[Begin]

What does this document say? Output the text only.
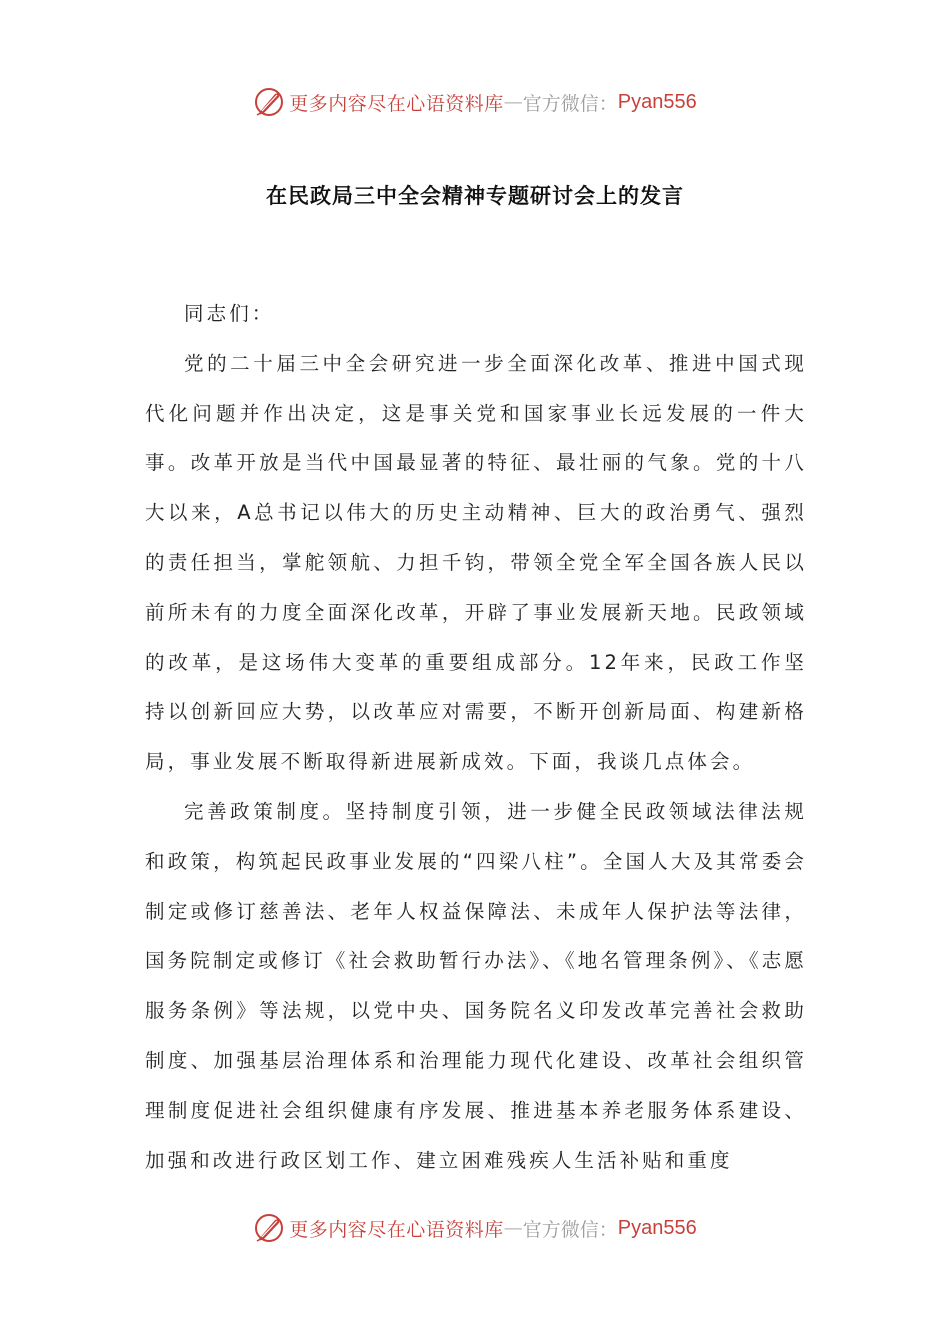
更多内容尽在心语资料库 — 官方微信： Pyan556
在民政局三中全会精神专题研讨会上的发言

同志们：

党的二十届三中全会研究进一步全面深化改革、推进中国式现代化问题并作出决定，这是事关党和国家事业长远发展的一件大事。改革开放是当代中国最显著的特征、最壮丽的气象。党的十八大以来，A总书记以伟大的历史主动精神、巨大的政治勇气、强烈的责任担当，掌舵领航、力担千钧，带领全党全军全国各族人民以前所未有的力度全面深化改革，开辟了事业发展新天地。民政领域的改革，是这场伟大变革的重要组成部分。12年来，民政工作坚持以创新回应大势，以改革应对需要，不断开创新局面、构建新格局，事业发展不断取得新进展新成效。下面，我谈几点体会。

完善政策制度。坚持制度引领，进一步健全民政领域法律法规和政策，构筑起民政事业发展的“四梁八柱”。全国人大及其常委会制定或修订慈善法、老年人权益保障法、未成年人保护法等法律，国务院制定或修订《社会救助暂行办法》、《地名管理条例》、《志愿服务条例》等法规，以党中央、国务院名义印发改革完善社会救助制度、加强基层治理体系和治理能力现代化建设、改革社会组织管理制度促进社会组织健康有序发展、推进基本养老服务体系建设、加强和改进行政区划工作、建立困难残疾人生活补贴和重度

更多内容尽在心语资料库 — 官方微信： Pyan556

[End]

| Prompt |
Give the data above again in full and unchanged, skipping the pictures.

| Answer in full |
What does this document say? Output the text only.
更多内容尽在心语资料库 — 官方微信： Pyan556
在民政局三中全会精神专题研讨会上的发言

同志们：

党的二十届三中全会研究进一步全面深化改革、推进中国式现代化问题并作出决定，这是事关党和国家事业长远发展的一件大事。改革开放是当代中国最显著的特征、最壮丽的气象。党的十八大以来，A总书记以伟大的历史主动精神、巨大的政治勇气、强烈的责任担当，掌舵领航、力担千钧，带领全党全军全国各族人民以前所未有的力度全面深化改革，开辟了事业发展新天地。民政领域的改革，是这场伟大变革的重要组成部分。12年来，民政工作坚持以创新回应大势，以改革应对需要，不断开创新局面、构建新格局，事业发展不断取得新进展新成效。下面，我谈几点体会。

完善政策制度。坚持制度引领，进一步健全民政领域法律法规和政策，构筑起民政事业发展的“四梁八柱”。全国人大及其常委会制定或修订慈善法、老年人权益保障法、未成年人保护法等法律，国务院制定或修订《社会救助暂行办法》、《地名管理条例》、《志愿服务条例》等法规，以党中央、国务院名义印发改革完善社会救助制度、加强基层治理体系和治理能力现代化建设、改革社会组织管理制度促进社会组织健康有序发展、推进基本养老服务体系建设、加强和改进行政区划工作、建立困难残疾人生活补贴和重度

更多内容尽在心语资料库 — 官方微信： Pyan556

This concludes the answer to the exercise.